[Extracted records]
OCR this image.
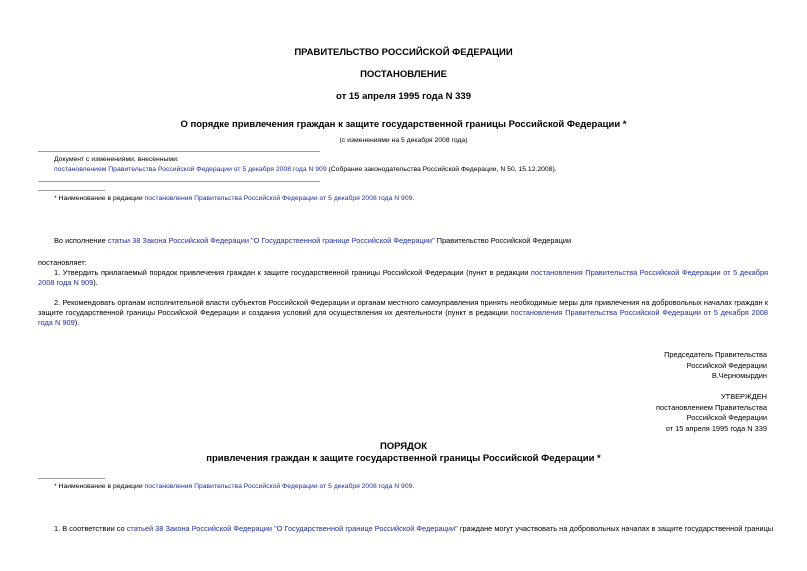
ПРАВИТЕЛЬСТВО РОССИЙСКОЙ ФЕДЕРАЦИИ
ПОСТАНОВЛЕНИЕ
от 15 апреля 1995 года N 339
О порядке привлечения граждан к защите государственной границы Российской Федерации *
(с изменениями на 5 декабря 2008 года)
Документ с изменениями, внесенными:
постановлением Правительства Российской Федерации от 5 декабря 2008 года N 909 (Собрание законодательства Российской Федерации, N 50, 15.12.2008).
* Наименование в редакции постановления Правительства Российской Федерации от 5 декабря 2008 года N 909.
Во исполнение статьи 38 Закона Российской Федерации "О Государственной границе Российской Федерации" Правительство Российской Федерации
постановляет:
1. Утвердить прилагаемый порядок привлечения граждан к защите государственной границы Российской Федерации (пункт в редакции постановления Правительства Российской Федерации от 5 декабря 2008 года N 909).
2. Рекомендовать органам исполнительной власти субъектов Российской Федерации и органам местного самоуправления принять необходимые меры для привлечения на добровольных началах граждан к защите государственной границы Российской Федерации и создания условий для осуществления их деятельности (пункт в редакции постановления Правительства Российской Федерации от 5 декабря 2008 года N 909).
Председатель Правительства
Российской Федерации
В.Черномырдин
УТВЕРЖДЕН
постановлением Правительства
Российской Федерации
от 15 апреля 1995 года N 339
ПОРЯДОК
привлечения граждан к защите государственной границы Российской Федерации *
* Наименование в редакции постановления Правительства Российской Федерации от 5 декабря 2008 года N 909.
1. В соответствии со статьей 38 Закона Российской Федерации "О Государственной границе Российской Федерации" граждане могут участвовать на добровольных началах в защите государственной границы
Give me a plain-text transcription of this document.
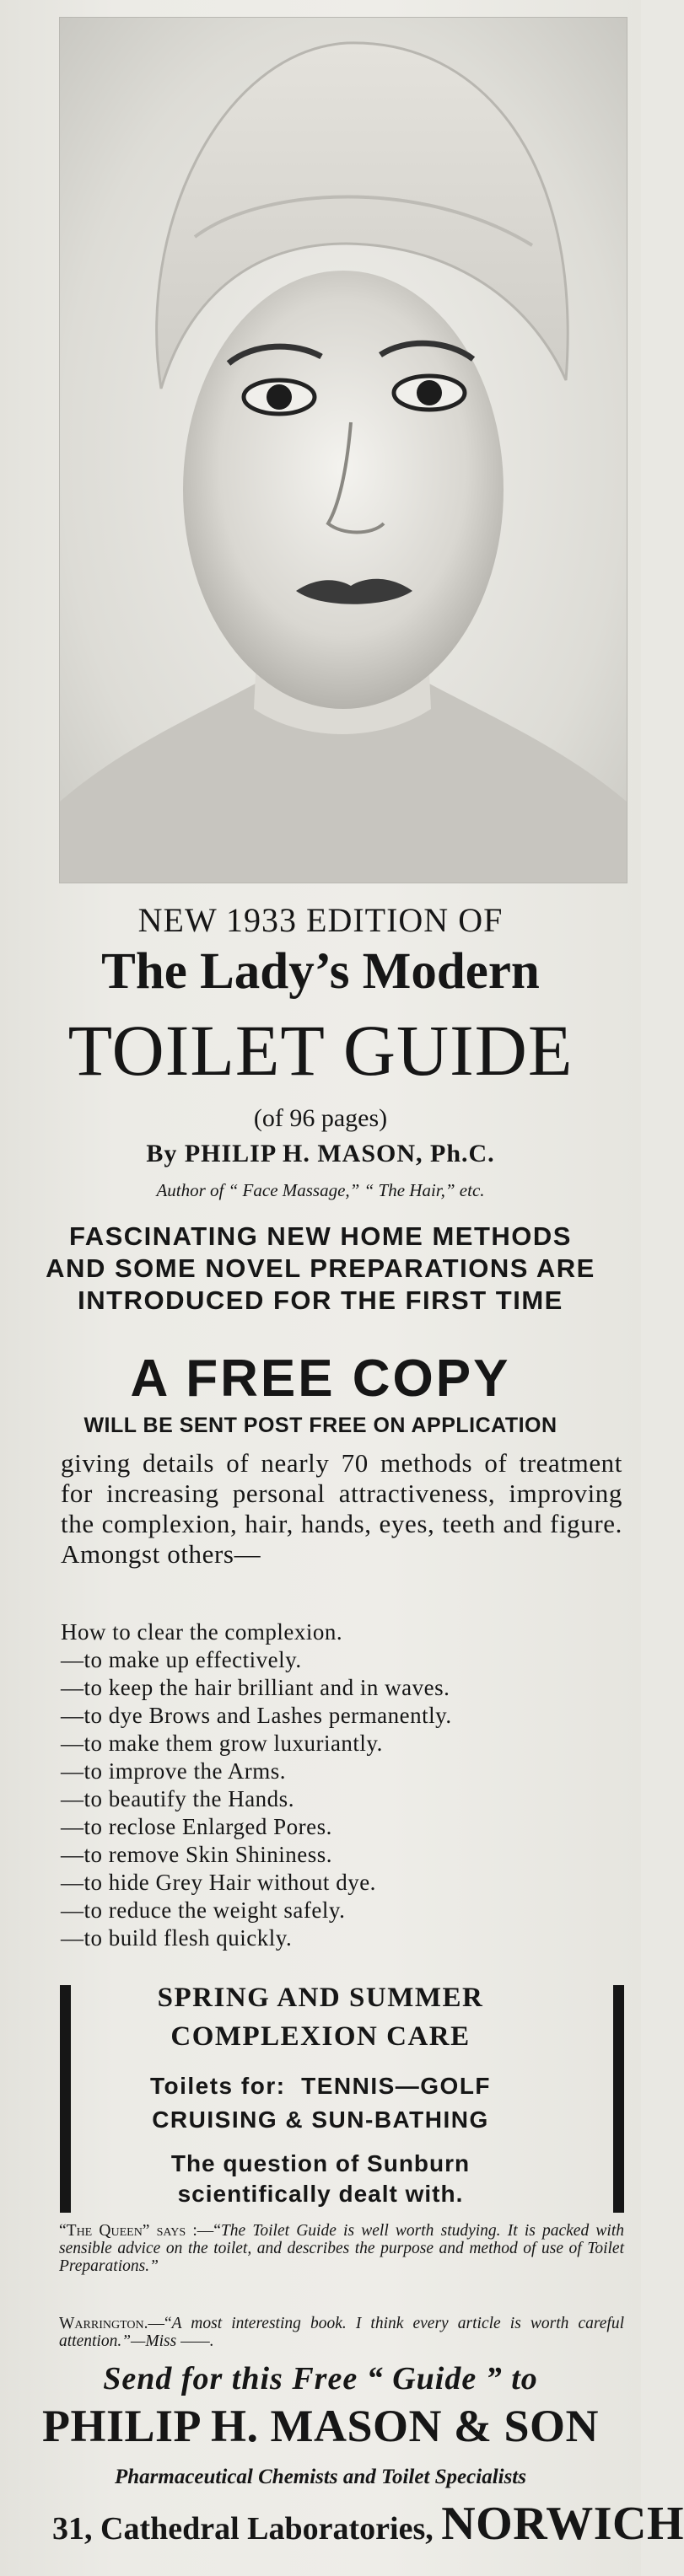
NEW 1933 EDITION OF
The Lady’s Modern
TOILET GUIDE
(of 96 pages)
By PHILIP H. MASON, Ph.C.
Author of “ Face Massage,” “ The Hair,” etc.
FASCINATING NEW HOME METHODS
AND SOME NOVEL PREPARATIONS ARE
INTRODUCED FOR THE FIRST TIME
A FREE COPY
WILL BE SENT POST FREE ON APPLICATION
giving details of nearly 70 methods of treatment for increasing personal attractiveness, improving the complexion, hair, hands, eyes, teeth and figure. Amongst others—
How to clear the complexion.
—to make up effectively.
—to keep the hair brilliant and in waves.
—to dye Brows and Lashes permanently.
—to make them grow luxuriantly.
—to improve the Arms.
—to beautify the Hands.
—to reclose Enlarged Pores.
—to remove Skin Shininess.
—to hide Grey Hair without dye.
—to reduce the weight safely.
—to build flesh quickly.
SPRING AND SUMMER
COMPLEXION CARE
Toilets for:  TENNIS—GOLF
CRUISING & SUN-BATHING
The question of Sunburn
scientifically dealt with.
“The Queen” says :—“The Toilet Guide is well worth studying. It is packed with sensible advice on the toilet, and describes the purpose and method of use of Toilet Preparations.”
Warrington.—“A most interesting book. I think every article is worth careful attention.”—Miss ——.
Send for this Free “ Guide ” to
PHILIP H. MASON & SON
Pharmaceutical Chemists and Toilet Specialists
31, Cathedral Laboratories, NORWICH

# INSTRUCTION
Where a line of the entries contains the word "Закона", copy that line.

# RESULT
Во исполнение статьи 38 Закона Российской Федерации "О Государственной границе Российской Федерации" Правительство Российской Федерации
1. В соответствии со статьей 38 Закона Российской Федерации "О Государственной границе Российской Федерации" граждане могут участвовать на добровольных началах в защите государственной границы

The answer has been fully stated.